Objective =
Give nothing except the number of lines containing the word "JSON".

(Stored dataset items)
—————

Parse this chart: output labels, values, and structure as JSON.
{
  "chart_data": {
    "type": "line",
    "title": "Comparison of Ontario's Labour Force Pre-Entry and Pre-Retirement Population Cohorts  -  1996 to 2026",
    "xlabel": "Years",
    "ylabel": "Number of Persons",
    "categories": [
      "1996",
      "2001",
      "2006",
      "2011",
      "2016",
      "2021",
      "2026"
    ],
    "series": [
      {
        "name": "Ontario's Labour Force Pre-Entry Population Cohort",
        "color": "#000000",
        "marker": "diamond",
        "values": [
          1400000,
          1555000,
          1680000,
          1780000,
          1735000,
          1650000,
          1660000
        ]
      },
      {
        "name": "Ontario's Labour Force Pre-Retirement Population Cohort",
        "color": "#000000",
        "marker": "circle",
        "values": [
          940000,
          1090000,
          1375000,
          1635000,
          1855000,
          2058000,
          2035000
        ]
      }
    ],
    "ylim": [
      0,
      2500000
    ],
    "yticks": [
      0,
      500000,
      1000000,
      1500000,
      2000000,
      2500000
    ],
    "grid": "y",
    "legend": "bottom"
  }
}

—————

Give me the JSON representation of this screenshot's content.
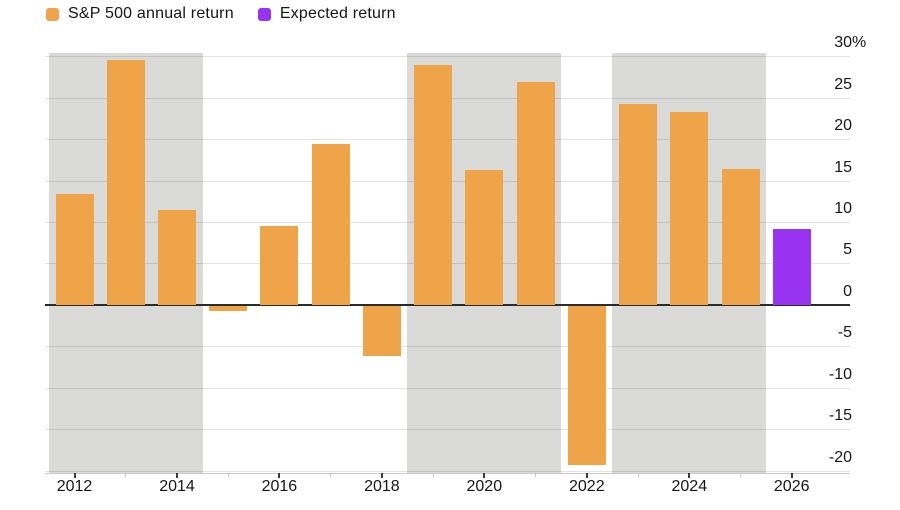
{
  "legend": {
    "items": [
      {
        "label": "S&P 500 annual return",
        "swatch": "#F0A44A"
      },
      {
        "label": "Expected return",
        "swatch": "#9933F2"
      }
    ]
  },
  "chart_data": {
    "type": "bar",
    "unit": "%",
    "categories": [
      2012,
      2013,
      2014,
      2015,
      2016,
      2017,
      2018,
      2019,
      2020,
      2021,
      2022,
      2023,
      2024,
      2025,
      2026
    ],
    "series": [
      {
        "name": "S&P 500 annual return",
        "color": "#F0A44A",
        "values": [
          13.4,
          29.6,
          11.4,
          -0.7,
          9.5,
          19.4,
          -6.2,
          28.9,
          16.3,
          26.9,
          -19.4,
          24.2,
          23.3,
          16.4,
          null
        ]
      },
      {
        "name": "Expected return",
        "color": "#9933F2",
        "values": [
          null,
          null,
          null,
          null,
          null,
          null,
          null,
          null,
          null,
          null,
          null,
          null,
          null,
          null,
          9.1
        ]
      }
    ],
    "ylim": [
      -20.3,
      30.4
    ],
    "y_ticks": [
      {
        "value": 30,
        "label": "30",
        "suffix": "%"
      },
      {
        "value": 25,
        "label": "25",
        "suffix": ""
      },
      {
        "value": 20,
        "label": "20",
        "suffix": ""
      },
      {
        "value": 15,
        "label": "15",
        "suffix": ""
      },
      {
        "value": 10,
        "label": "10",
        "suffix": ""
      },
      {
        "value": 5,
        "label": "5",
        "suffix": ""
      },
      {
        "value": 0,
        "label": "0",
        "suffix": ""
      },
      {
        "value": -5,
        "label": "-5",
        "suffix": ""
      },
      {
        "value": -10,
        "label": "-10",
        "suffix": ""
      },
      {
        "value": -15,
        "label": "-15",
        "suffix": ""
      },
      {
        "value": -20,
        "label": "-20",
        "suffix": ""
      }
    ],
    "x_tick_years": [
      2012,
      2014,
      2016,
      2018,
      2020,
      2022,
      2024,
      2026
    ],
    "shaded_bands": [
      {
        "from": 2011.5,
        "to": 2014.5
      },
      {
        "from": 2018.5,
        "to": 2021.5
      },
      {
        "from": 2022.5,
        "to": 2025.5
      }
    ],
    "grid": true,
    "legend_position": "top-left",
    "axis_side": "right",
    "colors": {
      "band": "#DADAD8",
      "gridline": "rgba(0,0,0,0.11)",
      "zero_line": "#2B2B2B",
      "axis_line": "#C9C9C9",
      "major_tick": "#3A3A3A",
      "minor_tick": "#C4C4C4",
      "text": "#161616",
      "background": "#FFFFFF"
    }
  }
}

—————

Answer below =
2